Dataset listings of figures

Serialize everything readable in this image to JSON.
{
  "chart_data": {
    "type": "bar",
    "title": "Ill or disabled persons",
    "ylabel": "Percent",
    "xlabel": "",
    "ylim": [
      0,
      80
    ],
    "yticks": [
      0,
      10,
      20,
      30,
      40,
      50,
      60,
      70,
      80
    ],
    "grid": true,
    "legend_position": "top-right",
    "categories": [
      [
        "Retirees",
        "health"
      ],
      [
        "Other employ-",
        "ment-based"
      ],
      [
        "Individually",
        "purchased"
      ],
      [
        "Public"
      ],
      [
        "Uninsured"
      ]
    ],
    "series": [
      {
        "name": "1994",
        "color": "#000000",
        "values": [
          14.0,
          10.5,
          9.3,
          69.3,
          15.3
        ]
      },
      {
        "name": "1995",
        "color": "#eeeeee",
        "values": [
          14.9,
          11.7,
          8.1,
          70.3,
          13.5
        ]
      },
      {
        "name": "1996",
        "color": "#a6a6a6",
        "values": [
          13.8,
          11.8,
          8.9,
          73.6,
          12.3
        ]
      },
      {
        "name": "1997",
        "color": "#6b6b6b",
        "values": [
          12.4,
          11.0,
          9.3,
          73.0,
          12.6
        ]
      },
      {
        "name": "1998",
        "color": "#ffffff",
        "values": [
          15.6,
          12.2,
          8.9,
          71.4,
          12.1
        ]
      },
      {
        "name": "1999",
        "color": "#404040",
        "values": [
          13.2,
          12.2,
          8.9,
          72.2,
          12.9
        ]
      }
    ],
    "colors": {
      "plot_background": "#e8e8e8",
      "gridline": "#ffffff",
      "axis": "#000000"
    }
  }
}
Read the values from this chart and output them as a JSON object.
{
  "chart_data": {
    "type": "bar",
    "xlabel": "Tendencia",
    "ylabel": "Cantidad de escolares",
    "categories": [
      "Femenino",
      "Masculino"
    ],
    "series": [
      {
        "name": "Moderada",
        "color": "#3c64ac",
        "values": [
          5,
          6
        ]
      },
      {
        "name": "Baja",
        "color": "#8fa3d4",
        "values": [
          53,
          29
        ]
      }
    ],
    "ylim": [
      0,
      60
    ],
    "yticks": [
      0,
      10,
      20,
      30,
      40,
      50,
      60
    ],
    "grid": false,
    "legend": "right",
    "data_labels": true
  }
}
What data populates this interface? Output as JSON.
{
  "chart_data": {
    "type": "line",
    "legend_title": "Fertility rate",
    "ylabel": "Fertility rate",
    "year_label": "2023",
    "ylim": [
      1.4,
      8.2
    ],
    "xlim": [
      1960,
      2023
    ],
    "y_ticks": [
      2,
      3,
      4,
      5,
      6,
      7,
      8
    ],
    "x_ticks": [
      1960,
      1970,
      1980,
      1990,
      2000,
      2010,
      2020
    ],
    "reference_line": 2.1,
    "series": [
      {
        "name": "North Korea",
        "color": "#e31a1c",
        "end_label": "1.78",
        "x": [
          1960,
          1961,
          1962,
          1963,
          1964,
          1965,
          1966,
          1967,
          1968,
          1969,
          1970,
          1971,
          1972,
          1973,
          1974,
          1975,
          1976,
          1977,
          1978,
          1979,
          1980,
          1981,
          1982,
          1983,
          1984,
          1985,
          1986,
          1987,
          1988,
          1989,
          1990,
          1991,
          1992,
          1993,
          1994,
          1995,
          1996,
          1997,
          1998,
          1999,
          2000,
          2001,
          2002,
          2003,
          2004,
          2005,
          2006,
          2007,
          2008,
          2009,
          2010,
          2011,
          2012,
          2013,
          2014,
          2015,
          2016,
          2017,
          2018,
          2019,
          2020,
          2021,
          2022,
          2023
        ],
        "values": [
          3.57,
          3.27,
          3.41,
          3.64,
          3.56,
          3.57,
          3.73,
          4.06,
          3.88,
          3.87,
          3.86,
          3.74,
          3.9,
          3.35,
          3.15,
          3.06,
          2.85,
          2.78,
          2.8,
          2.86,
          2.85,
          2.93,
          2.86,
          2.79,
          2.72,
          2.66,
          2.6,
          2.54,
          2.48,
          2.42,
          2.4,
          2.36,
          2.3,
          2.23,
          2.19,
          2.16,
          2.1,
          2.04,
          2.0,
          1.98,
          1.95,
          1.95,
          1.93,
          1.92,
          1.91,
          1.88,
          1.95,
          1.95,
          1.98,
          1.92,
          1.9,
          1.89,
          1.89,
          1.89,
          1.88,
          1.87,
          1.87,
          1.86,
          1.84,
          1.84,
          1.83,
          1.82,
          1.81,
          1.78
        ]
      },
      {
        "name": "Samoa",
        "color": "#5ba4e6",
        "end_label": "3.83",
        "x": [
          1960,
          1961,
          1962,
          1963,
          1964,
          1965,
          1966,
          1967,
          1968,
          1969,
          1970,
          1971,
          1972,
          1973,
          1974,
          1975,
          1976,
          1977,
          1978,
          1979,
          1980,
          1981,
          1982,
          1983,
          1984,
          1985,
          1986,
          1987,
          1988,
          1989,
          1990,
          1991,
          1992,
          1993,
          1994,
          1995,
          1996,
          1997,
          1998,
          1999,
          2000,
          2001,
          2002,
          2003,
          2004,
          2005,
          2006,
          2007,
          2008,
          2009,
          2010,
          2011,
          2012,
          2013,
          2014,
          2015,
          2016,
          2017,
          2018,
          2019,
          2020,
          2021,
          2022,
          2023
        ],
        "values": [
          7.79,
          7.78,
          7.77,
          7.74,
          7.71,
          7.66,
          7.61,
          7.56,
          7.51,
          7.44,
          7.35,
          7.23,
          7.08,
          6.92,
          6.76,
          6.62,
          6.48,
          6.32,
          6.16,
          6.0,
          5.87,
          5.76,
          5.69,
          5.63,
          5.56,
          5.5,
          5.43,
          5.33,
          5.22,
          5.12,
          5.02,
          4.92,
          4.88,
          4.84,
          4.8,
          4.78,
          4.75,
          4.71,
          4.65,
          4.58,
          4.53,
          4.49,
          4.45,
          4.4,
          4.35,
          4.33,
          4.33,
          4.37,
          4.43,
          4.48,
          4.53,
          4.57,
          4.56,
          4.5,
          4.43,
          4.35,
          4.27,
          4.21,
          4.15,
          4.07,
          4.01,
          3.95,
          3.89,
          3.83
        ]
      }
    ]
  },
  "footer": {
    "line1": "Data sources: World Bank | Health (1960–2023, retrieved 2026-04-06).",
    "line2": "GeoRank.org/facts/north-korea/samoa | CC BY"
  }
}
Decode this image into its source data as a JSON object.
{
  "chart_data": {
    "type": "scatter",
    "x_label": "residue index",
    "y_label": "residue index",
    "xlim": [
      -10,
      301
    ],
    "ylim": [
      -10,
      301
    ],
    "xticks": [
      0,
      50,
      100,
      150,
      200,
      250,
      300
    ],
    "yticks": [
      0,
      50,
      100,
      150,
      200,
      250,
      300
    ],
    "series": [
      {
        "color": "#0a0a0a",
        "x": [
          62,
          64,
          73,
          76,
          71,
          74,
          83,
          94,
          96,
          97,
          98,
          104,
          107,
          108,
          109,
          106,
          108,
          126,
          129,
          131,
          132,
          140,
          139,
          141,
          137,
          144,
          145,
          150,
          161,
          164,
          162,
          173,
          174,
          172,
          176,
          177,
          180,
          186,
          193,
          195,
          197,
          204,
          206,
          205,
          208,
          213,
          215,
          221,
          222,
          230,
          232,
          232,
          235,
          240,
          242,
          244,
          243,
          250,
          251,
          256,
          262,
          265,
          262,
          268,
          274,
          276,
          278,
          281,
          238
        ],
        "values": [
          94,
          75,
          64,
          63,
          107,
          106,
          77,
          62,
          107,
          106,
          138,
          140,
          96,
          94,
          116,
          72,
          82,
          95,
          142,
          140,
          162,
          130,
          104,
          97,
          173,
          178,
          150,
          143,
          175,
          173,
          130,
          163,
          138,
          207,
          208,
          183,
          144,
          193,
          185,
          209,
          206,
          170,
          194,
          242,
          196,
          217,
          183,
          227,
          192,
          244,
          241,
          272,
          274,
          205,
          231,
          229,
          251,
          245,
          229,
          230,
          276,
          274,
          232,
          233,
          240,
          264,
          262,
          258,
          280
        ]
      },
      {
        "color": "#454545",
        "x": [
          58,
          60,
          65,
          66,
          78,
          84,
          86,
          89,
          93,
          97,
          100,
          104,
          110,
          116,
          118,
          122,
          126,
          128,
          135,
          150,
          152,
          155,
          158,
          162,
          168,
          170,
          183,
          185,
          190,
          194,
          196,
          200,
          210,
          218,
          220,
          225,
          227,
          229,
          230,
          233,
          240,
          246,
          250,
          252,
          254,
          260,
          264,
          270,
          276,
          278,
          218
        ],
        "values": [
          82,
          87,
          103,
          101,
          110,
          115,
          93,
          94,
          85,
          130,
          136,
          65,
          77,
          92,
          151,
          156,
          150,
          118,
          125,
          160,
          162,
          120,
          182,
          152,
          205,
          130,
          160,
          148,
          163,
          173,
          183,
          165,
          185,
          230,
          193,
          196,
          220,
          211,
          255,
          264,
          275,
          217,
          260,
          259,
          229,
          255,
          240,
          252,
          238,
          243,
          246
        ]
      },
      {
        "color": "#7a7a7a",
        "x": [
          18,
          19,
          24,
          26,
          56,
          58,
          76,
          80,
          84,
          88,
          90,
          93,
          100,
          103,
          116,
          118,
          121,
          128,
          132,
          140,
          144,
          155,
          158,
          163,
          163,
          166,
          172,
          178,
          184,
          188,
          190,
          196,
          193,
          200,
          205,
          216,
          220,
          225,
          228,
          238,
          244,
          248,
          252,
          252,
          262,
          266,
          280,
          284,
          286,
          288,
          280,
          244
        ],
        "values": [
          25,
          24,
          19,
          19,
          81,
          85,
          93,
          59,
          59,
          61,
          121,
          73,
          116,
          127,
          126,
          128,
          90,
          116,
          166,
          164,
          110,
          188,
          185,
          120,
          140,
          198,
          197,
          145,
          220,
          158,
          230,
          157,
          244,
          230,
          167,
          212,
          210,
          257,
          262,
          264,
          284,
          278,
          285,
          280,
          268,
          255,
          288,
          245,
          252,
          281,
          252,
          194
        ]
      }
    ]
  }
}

- EXERCISE DIRECTIONS:
Track down the lines that include the word "JSON" and copy them.

- TASK RESPONSE:
Serialize everything readable in this image to JSON.
Read the values from this chart and output them as a JSON object.
What data populates this interface? Output as JSON.
Decode this image into its source data as a JSON object.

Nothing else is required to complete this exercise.